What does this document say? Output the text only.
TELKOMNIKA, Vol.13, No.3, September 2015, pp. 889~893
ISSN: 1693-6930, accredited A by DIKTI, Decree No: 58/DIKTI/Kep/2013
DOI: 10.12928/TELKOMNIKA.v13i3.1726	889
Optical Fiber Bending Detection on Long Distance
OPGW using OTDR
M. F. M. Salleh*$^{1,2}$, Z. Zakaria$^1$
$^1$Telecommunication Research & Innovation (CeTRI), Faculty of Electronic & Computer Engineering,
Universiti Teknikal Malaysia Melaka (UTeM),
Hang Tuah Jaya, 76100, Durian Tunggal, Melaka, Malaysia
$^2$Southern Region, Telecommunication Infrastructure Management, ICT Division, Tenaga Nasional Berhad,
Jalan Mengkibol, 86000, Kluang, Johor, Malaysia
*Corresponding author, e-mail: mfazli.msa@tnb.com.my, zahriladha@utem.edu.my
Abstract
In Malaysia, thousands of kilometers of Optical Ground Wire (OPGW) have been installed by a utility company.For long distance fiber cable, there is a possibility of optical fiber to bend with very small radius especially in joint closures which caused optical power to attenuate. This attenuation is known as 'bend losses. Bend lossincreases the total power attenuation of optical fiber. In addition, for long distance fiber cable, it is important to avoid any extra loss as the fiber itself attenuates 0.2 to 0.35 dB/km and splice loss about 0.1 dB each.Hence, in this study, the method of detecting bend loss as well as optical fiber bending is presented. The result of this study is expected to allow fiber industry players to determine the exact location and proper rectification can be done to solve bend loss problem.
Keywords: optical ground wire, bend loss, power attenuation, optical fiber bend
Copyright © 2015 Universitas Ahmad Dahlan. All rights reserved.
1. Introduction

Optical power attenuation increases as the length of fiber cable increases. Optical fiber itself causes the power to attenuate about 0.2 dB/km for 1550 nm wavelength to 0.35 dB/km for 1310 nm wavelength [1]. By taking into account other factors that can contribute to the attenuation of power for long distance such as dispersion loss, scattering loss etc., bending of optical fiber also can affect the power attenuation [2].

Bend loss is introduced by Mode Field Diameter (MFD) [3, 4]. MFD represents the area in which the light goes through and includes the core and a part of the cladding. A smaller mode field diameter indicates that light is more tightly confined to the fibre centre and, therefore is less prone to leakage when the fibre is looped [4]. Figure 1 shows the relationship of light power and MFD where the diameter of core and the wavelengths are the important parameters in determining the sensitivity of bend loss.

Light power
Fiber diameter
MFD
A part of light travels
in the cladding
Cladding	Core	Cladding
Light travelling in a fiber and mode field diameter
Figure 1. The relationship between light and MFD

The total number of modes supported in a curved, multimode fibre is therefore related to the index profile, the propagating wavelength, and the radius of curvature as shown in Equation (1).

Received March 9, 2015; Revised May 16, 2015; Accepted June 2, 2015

-=-=-

Go through the entries and repeat each one exactly.

> [FINAL RESULT]:
What does this document say? Output the text only.
TELKOMNIKA, Vol.13, No.3, September 2015, pp. 889~893
ISSN: 1693-6930, accredited A by DIKTI, Decree No: 58/DIKTI/Kep/2013
DOI: 10.12928/TELKOMNIKA.v13i3.1726	889
Optical Fiber Bending Detection on Long Distance
OPGW using OTDR
M. F. M. Salleh*$^{1,2}$, Z. Zakaria$^1$
$^1$Telecommunication Research & Innovation (CeTRI), Faculty of Electronic & Computer Engineering,
Universiti Teknikal Malaysia Melaka (UTeM),
Hang Tuah Jaya, 76100, Durian Tunggal, Melaka, Malaysia
$^2$Southern Region, Telecommunication Infrastructure Management, ICT Division, Tenaga Nasional Berhad,
Jalan Mengkibol, 86000, Kluang, Johor, Malaysia
*Corresponding author, e-mail: mfazli.msa@tnb.com.my, zahriladha@utem.edu.my
Abstract
In Malaysia, thousands of kilometers of Optical Ground Wire (OPGW) have been installed by a utility company.For long distance fiber cable, there is a possibility of optical fiber to bend with very small radius especially in joint closures which caused optical power to attenuate. This attenuation is known as 'bend losses. Bend lossincreases the total power attenuation of optical fiber. In addition, for long distance fiber cable, it is important to avoid any extra loss as the fiber itself attenuates 0.2 to 0.35 dB/km and splice loss about 0.1 dB each.Hence, in this study, the method of detecting bend loss as well as optical fiber bending is presented. The result of this study is expected to allow fiber industry players to determine the exact location and proper rectification can be done to solve bend loss problem.
Keywords: optical ground wire, bend loss, power attenuation, optical fiber bend
Copyright © 2015 Universitas Ahmad Dahlan. All rights reserved.
1. Introduction

Optical power attenuation increases as the length of fiber cable increases. Optical fiber itself causes the power to attenuate about 0.2 dB/km for 1550 nm wavelength to 0.35 dB/km for 1310 nm wavelength [1]. By taking into account other factors that can contribute to the attenuation of power for long distance such as dispersion loss, scattering loss etc., bending of optical fiber also can affect the power attenuation [2].

Bend loss is introduced by Mode Field Diameter (MFD) [3, 4]. MFD represents the area in which the light goes through and includes the core and a part of the cladding. A smaller mode field diameter indicates that light is more tightly confined to the fibre centre and, therefore is less prone to leakage when the fibre is looped [4]. Figure 1 shows the relationship of light power and MFD where the diameter of core and the wavelengths are the important parameters in determining the sensitivity of bend loss.

Light power
Fiber diameter
MFD
A part of light travels
in the cladding
Cladding	Core	Cladding
Light travelling in a fiber and mode field diameter
Figure 1. The relationship between light and MFD

The total number of modes supported in a curved, multimode fibre is therefore related to the index profile, the propagating wavelength, and the radius of curvature as shown in Equation (1).

Received March 9, 2015; Revised May 16, 2015; Accepted June 2, 2015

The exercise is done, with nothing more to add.